-- start of DATASET EXCERPTS --

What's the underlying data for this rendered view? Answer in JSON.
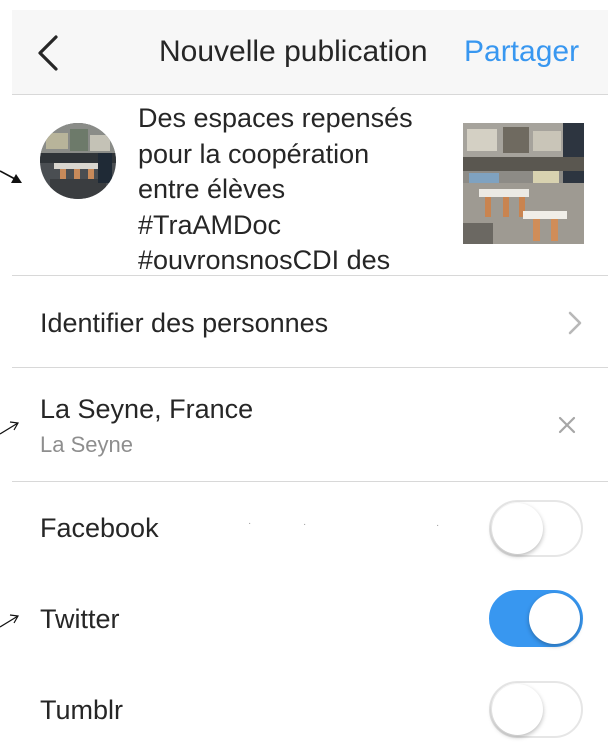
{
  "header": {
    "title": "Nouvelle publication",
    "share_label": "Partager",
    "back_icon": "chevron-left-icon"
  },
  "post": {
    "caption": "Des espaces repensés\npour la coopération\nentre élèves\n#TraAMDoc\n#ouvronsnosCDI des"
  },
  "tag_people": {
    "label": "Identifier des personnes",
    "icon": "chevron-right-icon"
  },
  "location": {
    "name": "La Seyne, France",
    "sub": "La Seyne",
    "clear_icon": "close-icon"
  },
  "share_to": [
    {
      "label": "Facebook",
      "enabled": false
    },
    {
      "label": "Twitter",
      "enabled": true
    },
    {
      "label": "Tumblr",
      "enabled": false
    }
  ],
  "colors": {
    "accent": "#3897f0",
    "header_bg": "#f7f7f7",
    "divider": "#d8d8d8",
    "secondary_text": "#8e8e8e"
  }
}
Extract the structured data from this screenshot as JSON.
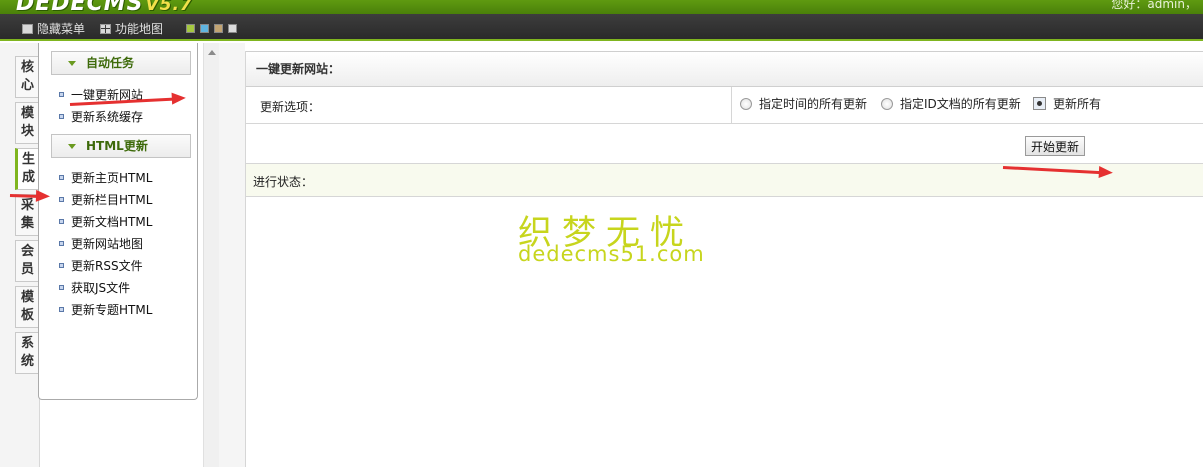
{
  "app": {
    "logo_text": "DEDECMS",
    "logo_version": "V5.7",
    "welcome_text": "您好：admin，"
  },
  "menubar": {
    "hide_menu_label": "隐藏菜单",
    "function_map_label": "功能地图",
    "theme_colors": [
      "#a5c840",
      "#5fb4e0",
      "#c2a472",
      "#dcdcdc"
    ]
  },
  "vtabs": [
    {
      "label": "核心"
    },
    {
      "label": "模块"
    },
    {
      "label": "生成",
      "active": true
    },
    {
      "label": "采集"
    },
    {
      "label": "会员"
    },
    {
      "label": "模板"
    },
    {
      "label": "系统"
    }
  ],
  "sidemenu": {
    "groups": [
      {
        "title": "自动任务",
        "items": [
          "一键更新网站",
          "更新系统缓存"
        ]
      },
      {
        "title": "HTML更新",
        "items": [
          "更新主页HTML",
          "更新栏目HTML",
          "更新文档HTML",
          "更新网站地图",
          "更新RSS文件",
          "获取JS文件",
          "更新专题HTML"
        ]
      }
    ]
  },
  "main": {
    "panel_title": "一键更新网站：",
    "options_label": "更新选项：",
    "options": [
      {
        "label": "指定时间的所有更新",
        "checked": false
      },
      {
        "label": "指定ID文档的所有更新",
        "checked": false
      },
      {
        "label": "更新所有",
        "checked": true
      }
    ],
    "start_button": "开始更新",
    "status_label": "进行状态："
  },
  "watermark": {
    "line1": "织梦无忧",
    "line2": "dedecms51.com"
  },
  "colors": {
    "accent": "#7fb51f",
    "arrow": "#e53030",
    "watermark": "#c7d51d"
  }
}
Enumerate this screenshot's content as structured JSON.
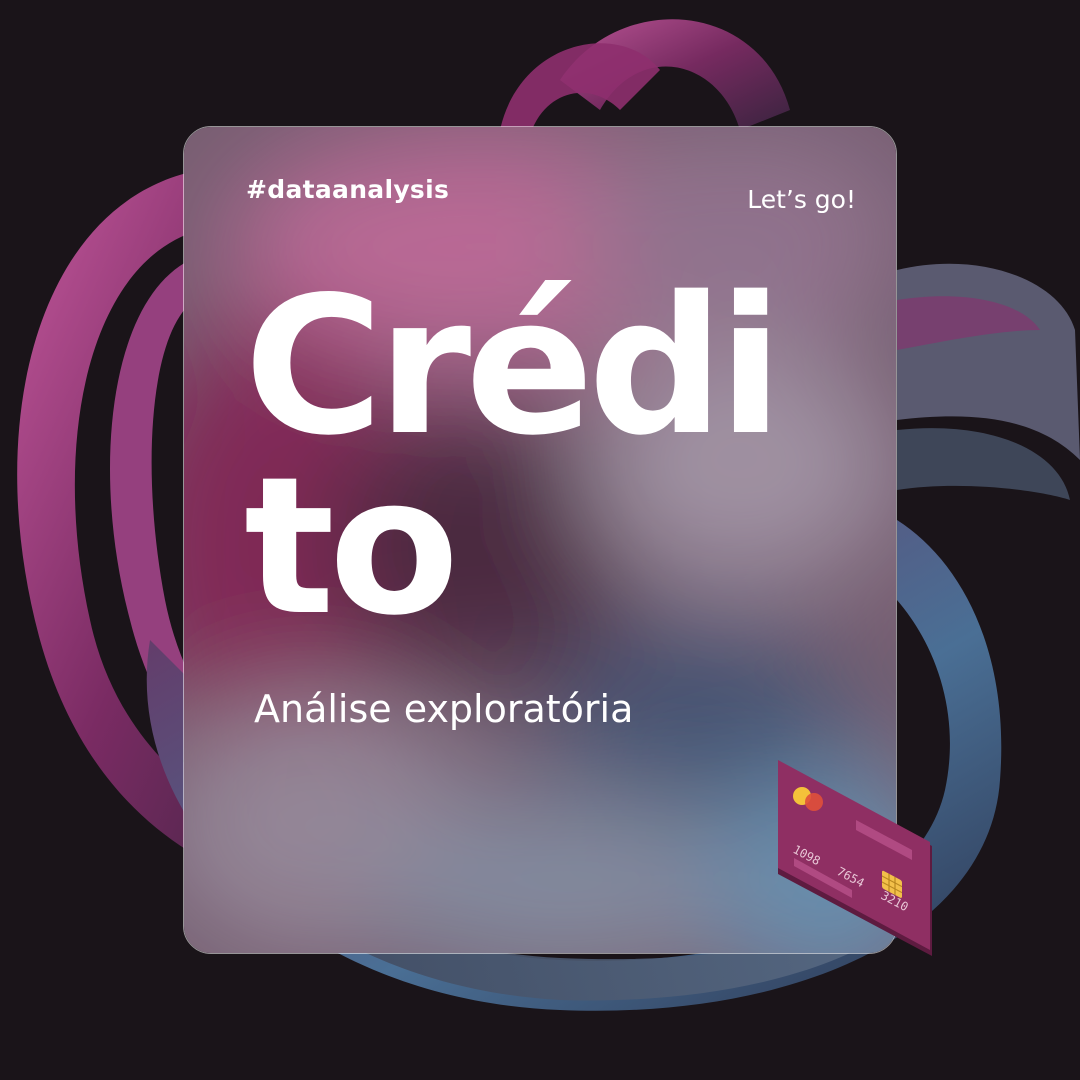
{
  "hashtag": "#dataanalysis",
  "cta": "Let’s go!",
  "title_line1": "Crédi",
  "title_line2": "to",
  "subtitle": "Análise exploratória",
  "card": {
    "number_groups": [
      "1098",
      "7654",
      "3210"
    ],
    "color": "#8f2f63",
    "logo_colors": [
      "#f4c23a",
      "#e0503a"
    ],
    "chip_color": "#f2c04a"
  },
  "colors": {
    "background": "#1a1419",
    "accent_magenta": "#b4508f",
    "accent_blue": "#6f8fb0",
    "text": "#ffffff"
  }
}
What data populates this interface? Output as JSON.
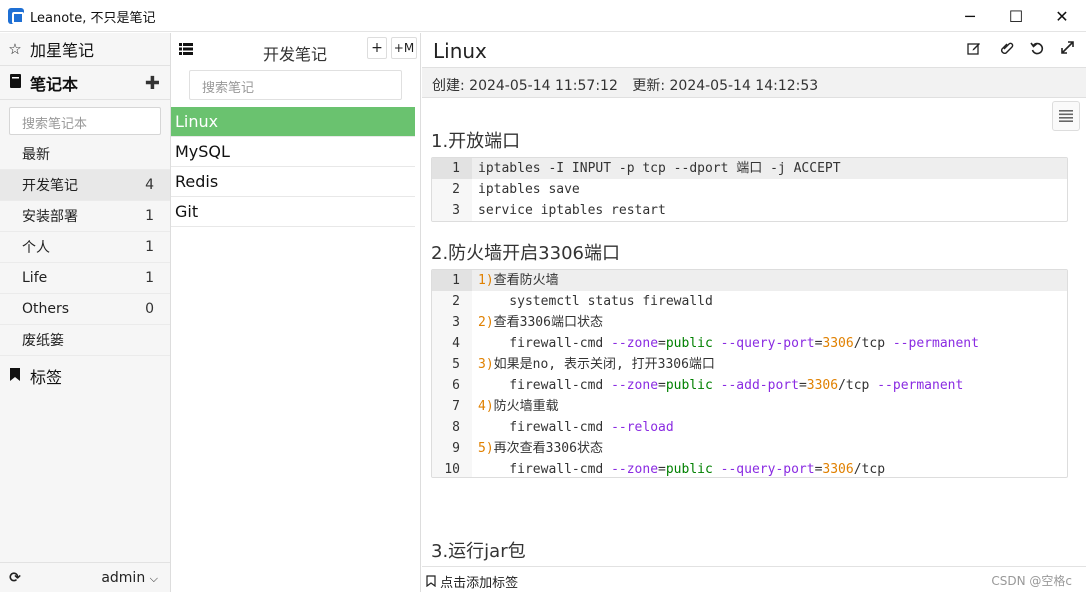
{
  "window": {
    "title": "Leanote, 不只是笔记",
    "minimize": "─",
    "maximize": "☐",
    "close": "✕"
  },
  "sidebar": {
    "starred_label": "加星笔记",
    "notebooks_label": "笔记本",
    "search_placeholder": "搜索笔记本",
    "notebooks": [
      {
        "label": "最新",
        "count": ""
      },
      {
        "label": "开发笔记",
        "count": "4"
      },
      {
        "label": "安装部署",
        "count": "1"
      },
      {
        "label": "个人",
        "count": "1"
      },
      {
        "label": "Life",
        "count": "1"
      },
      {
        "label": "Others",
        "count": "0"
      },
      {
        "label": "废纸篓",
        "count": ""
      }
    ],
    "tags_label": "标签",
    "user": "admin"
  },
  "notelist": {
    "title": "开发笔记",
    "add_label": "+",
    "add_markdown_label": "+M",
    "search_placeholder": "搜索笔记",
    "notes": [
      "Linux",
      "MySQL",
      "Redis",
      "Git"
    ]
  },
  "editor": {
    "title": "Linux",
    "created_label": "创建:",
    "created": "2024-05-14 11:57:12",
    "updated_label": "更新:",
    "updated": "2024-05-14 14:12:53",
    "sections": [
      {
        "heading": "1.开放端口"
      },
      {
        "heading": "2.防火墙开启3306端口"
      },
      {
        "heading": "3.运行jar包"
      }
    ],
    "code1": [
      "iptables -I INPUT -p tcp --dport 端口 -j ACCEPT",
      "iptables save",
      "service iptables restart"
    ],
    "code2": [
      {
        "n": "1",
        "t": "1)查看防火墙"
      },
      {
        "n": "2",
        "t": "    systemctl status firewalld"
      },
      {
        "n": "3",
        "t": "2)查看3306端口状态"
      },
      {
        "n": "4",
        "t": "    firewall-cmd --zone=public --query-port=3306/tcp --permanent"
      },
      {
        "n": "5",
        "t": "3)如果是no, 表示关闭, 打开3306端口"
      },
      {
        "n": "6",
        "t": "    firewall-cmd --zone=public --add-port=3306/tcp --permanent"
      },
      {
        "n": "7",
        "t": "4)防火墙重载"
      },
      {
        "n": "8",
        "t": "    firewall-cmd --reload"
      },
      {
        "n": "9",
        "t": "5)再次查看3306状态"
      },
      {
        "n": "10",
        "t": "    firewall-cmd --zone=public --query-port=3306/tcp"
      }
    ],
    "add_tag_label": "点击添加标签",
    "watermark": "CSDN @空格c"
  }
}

-- end of DATASET EXCERPTS --
-- start of DATASET EXCERPTS --

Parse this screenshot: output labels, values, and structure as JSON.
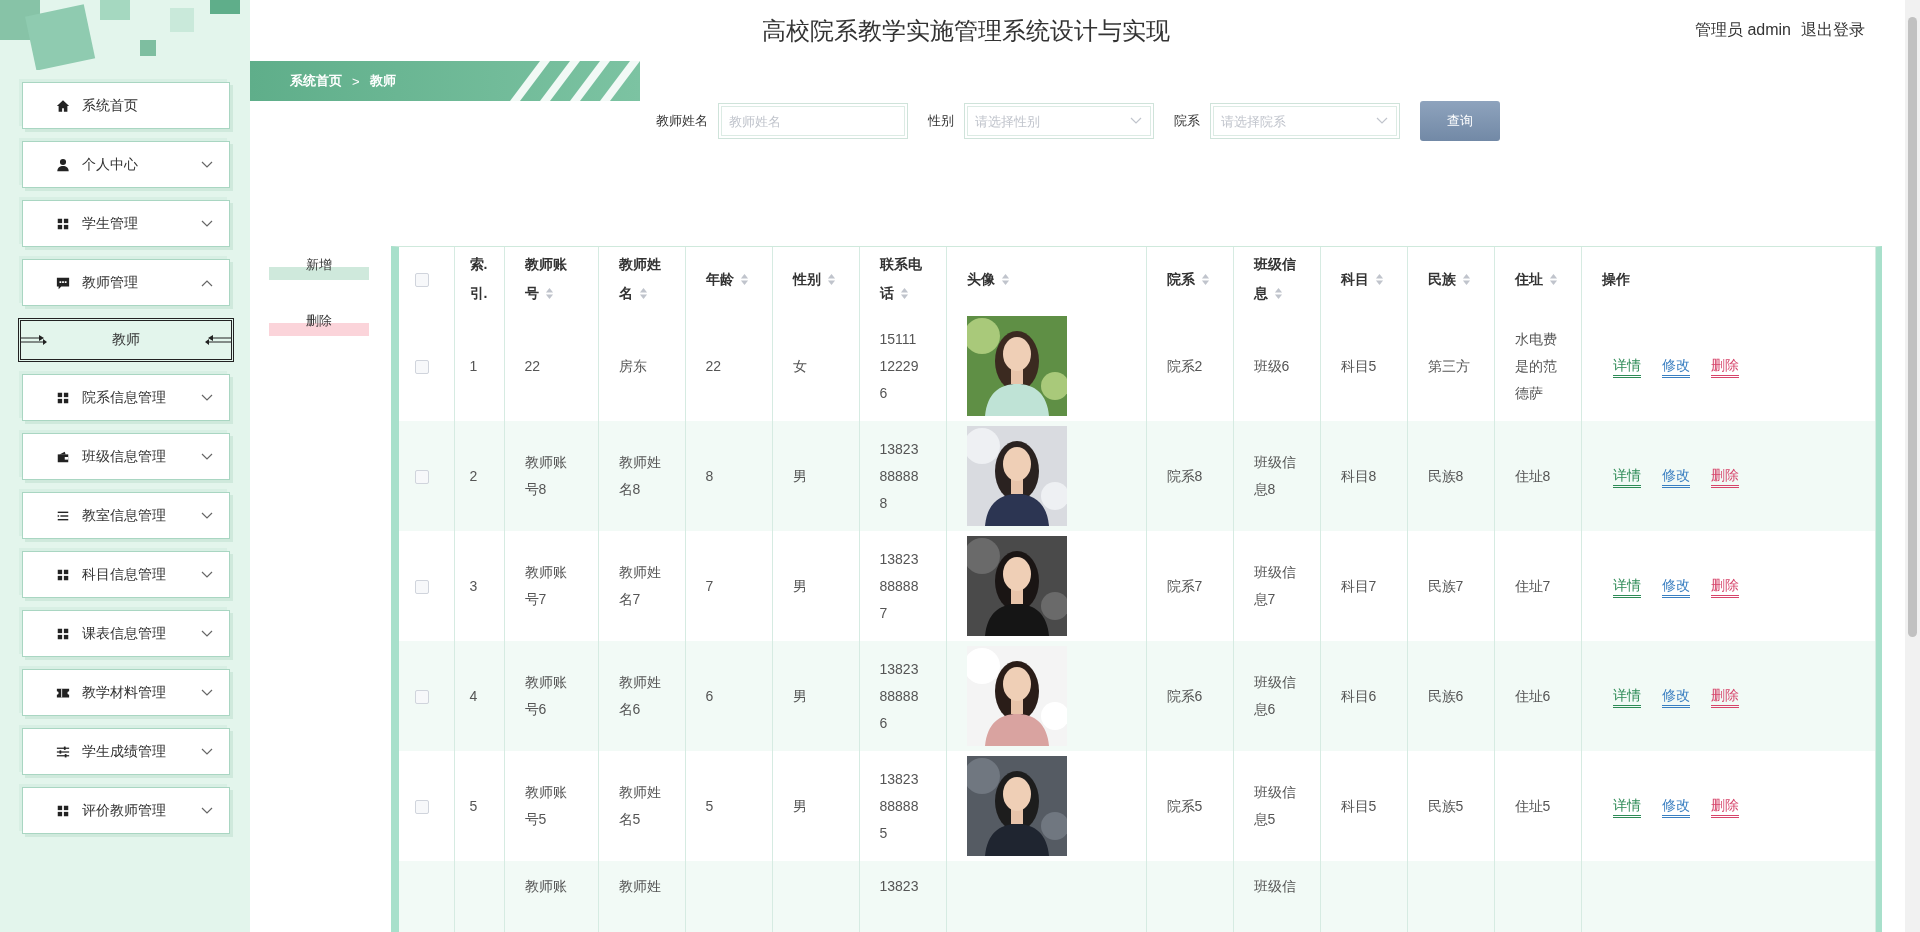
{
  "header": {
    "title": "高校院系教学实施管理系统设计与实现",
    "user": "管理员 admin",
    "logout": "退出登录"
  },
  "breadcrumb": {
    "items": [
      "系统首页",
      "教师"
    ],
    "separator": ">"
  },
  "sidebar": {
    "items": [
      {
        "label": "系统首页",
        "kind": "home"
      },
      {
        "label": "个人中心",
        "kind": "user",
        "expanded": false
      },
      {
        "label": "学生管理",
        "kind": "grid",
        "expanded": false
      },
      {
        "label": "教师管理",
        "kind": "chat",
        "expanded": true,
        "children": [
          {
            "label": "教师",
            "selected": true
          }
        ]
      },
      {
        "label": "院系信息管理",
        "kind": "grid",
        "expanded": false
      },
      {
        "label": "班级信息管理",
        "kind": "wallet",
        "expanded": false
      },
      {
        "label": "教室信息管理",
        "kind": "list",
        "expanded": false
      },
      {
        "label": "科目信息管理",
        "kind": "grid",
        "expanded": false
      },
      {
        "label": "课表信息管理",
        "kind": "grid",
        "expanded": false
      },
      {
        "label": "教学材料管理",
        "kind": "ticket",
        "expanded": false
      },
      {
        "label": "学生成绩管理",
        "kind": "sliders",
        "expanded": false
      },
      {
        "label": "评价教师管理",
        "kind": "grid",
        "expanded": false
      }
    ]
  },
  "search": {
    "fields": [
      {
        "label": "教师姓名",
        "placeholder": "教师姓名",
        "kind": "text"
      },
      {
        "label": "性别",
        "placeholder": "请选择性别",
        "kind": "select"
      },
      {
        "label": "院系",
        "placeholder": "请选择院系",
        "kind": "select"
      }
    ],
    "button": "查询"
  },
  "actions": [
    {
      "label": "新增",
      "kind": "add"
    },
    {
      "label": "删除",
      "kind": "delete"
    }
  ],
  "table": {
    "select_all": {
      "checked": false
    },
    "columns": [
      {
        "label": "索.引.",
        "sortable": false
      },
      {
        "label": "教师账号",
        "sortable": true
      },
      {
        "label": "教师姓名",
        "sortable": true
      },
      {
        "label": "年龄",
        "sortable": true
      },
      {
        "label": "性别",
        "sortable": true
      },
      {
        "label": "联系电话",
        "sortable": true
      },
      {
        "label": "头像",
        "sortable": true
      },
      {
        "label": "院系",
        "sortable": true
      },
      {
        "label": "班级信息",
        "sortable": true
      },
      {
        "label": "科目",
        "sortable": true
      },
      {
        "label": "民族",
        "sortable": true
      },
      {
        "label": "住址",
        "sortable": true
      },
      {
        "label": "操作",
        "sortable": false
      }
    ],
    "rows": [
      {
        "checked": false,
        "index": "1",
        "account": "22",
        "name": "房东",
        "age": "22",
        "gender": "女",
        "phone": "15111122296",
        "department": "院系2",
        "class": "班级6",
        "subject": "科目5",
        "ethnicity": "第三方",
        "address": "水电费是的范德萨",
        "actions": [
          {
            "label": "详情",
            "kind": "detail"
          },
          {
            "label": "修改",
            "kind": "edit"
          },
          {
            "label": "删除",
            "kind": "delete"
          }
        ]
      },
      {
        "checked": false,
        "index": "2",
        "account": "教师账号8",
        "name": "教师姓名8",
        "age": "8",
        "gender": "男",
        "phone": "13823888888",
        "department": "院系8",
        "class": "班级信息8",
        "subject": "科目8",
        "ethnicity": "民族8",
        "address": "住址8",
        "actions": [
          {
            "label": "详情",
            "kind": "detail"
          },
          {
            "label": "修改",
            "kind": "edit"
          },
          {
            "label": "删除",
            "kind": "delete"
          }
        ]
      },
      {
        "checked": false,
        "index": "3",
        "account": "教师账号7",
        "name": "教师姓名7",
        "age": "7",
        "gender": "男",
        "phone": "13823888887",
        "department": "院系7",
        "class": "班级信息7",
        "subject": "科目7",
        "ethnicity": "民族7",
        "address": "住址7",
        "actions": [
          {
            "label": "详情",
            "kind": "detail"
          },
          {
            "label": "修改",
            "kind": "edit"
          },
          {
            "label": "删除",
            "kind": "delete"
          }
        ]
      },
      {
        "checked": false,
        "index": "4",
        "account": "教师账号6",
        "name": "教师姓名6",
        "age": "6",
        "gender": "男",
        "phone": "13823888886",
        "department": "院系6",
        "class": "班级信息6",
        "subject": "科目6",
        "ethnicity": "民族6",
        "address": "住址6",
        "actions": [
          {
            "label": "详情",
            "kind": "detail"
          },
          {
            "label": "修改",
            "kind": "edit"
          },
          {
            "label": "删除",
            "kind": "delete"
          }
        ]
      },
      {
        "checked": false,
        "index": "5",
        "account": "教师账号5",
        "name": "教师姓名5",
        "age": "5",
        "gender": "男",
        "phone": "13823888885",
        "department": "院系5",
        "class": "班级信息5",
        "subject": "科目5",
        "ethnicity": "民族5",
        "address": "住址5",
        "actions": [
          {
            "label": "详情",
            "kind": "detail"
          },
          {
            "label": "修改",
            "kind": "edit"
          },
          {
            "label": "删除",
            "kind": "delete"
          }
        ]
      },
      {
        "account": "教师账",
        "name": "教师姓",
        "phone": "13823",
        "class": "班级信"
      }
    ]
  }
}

-- end of DATASET EXCERPTS --

**WHAT YOU HAVE TO DO:** Lines from the records above that hold "account" are the ones to list.

**FINISHED ANSWER:**
        "account": "22",
        "account": "教师账号8",
        "account": "教师账号7",
        "account": "教师账号6",
        "account": "教师账号5",
        "account": "教师账",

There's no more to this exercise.